> _Problem statement_:
Present each line of the entries below that holds the word "What".

-------- Given entries

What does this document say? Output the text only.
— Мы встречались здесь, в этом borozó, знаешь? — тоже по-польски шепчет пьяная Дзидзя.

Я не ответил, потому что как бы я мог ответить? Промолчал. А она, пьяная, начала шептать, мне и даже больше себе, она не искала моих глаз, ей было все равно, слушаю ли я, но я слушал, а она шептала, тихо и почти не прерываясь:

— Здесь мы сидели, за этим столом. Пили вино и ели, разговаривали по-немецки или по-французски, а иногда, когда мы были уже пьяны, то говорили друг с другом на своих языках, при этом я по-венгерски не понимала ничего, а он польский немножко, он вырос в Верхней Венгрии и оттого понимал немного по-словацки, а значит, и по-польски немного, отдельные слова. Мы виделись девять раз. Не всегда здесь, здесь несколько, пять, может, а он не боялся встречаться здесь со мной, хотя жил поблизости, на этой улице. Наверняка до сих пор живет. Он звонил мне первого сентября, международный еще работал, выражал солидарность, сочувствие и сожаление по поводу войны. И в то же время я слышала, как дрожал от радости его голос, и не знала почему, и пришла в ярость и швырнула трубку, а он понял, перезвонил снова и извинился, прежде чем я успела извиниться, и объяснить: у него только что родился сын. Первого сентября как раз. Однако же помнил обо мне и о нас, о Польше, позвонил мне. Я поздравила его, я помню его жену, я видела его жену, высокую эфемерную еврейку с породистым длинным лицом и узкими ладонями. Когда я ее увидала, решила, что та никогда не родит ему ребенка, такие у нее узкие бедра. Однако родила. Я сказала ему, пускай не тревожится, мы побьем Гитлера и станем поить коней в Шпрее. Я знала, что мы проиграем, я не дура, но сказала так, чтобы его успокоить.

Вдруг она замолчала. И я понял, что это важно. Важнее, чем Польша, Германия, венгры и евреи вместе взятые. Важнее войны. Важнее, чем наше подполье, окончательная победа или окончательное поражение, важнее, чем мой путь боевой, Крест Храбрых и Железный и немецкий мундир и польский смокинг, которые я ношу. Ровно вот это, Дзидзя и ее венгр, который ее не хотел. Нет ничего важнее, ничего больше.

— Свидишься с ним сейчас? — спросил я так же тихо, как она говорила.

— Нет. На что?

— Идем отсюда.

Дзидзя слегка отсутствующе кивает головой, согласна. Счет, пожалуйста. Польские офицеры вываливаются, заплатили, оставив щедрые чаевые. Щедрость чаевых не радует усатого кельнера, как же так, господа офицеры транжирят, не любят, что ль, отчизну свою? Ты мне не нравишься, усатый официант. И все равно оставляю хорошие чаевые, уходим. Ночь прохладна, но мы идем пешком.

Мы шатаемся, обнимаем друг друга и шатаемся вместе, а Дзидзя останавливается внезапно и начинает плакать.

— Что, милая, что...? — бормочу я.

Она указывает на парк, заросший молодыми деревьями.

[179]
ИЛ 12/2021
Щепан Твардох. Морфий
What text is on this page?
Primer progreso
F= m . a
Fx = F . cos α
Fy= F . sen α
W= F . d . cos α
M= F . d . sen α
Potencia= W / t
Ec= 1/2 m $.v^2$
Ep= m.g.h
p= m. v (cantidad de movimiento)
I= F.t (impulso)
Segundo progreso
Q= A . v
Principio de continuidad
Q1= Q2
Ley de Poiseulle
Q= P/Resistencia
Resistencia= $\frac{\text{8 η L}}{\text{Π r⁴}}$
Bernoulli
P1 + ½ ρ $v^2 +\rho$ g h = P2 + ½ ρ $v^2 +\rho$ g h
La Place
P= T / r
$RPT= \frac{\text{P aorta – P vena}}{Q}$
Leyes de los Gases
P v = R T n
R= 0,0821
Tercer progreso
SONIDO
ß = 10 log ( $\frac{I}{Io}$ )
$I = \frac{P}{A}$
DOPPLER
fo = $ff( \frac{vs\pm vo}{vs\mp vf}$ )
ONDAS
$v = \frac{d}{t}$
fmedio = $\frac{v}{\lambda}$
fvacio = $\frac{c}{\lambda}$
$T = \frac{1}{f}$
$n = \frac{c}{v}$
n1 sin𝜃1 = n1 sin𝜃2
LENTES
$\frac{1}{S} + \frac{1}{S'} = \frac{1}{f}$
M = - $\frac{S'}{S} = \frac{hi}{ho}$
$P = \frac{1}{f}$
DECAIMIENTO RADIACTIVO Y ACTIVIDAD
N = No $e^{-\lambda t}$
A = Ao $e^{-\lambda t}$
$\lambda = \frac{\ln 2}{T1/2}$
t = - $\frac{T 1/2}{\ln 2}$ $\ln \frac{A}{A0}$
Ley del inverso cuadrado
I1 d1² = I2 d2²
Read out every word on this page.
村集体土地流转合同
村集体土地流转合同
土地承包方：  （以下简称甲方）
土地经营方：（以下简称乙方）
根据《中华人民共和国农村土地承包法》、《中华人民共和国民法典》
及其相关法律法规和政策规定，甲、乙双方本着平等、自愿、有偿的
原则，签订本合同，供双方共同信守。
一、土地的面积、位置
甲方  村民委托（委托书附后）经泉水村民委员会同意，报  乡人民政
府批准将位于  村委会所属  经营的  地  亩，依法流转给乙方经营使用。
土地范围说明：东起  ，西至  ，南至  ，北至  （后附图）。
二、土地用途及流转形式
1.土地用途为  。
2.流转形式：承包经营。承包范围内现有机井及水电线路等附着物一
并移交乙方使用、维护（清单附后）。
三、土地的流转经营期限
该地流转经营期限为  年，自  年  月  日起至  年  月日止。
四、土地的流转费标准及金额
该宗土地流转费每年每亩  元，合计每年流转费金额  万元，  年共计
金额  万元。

----------------

> _Answer to this task_:
What does this document say? Output the text only.
What text is on this page?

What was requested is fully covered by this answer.